Micro-Sprinkler Irrigation for Orchardsby D. Reich, R. Goodin, and I. Broner 1 (1/09)
- Micro irrigation is a low pressure, low volume irrigation system suitable for high-return value crops such as fruit and vegetable crops.
- If managed properly, micro irrigation can increase yields and decrease water, fertilizer and labor requirements.
- Micro irrigation applies the water only to the plant's root zone and saves water because of the high application efficiency and high water distribution uniformity.
- Micro irrigation can irrigate sloping or irregularly-shaped land areas that cannot be flood irrigated.
- Any water-soluble fertilizer may be injected through a microirrigation system.
Micro-sprinkler irrigation has gained attention during recent years because of its potential to increase yields and decrease water use, fertilizer and labor requirements. Micro-sprinkler irrigation applies water directly to the soil surface area allowing water to dissipate under low pressure in a wetted profile that uniformly meets water demand throughout the orchard block. Compared to gated pipe/furrow irrigation, water use on orchards with micro sprinklers is typically 30 percent less, and as much as 50 percent less.
Some of the additional advantages of micro-sprinkler irrigation systems are: the potential for controlling frost, greater control over water application, and lower susceptibility to clogging due to larger orififice sizes when compared to drip systems. Orchard micro-sprinkler irrigation systems also operate under low pressure (typically 20 to 35 psi) with small-sized wetting patterns (10 feet to 30 feet) and a variety of discharge flows (8 to 90 gph) matched to fit orchard size, tree maturity and spacing.

Stored data entries
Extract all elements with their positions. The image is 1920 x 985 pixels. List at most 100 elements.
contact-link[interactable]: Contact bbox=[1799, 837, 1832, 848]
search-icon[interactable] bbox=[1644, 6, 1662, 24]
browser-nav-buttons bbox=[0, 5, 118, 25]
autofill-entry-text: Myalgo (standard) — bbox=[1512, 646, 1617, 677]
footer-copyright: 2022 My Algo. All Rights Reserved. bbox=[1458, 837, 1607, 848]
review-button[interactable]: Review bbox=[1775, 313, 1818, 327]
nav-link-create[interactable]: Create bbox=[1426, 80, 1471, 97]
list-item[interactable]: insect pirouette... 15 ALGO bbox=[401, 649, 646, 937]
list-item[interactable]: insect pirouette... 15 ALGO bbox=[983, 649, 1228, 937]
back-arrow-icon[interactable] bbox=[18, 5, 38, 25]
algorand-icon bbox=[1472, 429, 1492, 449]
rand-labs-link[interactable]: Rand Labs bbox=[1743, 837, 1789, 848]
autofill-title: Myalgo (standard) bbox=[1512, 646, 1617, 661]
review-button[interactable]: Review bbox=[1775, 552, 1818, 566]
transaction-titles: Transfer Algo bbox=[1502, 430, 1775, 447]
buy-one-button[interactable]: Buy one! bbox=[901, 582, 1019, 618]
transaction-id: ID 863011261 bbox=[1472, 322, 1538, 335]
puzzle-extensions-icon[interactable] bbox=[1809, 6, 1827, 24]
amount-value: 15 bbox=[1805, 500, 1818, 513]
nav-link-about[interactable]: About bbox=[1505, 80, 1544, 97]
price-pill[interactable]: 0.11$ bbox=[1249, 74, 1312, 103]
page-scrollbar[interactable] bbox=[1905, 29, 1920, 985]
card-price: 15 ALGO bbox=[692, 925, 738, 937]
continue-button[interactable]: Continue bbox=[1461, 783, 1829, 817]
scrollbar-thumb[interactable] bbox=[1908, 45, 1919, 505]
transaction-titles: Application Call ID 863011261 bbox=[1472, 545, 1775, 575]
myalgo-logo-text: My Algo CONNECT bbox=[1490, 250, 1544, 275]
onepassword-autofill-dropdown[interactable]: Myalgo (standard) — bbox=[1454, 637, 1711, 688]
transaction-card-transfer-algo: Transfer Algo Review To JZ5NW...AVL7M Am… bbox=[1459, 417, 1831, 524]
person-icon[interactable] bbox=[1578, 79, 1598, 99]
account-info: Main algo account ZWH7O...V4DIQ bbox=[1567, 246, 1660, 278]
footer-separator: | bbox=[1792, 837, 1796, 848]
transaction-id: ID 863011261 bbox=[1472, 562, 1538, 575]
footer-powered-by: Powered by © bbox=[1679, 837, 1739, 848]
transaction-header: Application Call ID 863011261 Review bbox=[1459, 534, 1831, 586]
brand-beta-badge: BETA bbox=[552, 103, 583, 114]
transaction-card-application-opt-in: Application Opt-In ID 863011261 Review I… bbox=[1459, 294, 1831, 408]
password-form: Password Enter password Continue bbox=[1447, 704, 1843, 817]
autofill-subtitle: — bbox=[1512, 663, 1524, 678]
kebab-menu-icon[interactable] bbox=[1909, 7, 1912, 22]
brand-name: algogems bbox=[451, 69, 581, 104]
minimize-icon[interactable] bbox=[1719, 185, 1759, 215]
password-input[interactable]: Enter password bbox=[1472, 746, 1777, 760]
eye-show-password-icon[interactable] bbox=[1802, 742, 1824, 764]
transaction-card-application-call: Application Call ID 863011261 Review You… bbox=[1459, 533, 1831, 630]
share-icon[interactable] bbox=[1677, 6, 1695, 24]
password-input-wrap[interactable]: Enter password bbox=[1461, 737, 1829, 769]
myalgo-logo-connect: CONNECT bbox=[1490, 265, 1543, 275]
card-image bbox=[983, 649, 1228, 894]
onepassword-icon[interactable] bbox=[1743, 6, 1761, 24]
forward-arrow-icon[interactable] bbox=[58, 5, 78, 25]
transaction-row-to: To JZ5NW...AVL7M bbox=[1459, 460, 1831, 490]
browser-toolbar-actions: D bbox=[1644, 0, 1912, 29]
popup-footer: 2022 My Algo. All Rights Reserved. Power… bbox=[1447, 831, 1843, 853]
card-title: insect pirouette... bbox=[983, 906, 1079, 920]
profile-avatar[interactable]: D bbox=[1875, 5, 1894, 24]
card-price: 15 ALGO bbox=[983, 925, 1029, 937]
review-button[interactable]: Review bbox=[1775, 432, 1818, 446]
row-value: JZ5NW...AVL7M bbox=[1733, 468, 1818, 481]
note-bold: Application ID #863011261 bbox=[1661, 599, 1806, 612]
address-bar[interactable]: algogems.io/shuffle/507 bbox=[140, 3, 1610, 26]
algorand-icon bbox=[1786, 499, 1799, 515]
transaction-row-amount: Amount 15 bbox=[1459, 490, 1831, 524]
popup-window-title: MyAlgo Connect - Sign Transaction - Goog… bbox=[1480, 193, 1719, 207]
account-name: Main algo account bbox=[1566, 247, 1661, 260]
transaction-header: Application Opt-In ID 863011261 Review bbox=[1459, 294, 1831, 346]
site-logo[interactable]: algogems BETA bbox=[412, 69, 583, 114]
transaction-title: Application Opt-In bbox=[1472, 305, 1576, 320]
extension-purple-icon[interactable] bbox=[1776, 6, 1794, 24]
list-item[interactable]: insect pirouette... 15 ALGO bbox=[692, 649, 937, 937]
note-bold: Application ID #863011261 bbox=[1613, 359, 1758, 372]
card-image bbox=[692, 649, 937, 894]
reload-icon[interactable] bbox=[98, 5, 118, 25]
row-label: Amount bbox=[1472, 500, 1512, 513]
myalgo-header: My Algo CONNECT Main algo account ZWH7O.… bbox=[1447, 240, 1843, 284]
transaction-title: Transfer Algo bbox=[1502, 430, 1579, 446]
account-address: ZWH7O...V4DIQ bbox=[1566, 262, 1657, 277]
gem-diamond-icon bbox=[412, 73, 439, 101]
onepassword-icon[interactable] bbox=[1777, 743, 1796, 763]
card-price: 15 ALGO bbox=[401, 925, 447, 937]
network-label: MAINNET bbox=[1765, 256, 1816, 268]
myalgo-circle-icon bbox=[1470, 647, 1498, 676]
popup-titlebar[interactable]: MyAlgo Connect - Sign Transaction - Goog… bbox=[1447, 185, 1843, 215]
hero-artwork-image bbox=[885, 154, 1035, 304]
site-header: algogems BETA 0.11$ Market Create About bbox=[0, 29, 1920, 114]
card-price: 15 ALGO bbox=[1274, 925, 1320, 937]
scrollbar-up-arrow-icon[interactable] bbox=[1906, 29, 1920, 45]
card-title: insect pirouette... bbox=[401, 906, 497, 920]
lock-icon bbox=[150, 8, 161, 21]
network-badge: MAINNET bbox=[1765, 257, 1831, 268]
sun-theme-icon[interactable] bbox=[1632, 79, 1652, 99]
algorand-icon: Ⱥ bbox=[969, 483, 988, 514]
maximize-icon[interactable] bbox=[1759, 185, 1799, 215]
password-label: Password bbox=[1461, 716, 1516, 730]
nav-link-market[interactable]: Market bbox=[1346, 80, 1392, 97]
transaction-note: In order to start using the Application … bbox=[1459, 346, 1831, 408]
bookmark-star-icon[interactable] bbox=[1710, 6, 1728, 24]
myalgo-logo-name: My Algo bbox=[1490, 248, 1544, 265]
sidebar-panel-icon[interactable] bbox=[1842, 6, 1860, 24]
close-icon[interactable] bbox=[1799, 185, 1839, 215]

#### Actions to take
• 1. Answer these questions from the micro-sprinkler irrigation text:
(a) What type of fertilizer may be injected through a microirrigation system?
(b) Compared to gated pipe/furrow irrigation, how much less water do orchards with micro sprinklers typically use?
(c) What is the typical operating pressure of orchard micro-sprinkler irrigation systems?
• 2. State whether each statement agrees with the micro-sprinkler irrigation text, answering yes or no and quoting the words that decide it:
(a) Micro irrigation is a high pressure irrigation system.
(b) Micro irrigation can irrigate sloping land areas that cannot be flood irrigated.
(c) Micro-sprinkler systems are more prone to clogging than drip systems.
• 3. Proceed with the micro-sprinkler irrigation text from the point where it stops.
The listing above is separate material, unrelated to the micro-sprinkler irrigation text.

#### Answers for the exercise
• 1.
(a) Any water-soluble fertilizer.
(b) Typically 30 percent less, and as much as 50 percent less.
(c) Typically 20 to 35 psi.

• 2.
(a) No: "a low pressure, low volume irrigation system"
(b) Yes: "can irrigate sloping or irregularly-shaped land areas that cannot be flood irrigated"
(c) No: "lower susceptibility to clogging"

• 3.
System Layout and Equipment
Micro-irrigation systems consist of a system “head” and a distribution network. A pump, filter, flow meter (optional), pressure gauge, fertilizer injector (optional), pressure regulator, and controller (optional for manual systems) generally make up a system head (Figure 1). The meter and acid injector are optional equipment but highly desirable because they help monitor system performance (flow meter) and add flexibility to the system (injector). The distribution network consists of pipes usually made of polyethylene (PE), pipe fittings, sprinklers and valves. Valves can be actuated electrically by a controller connected to a solenoid valve in the case of an automated system or manually.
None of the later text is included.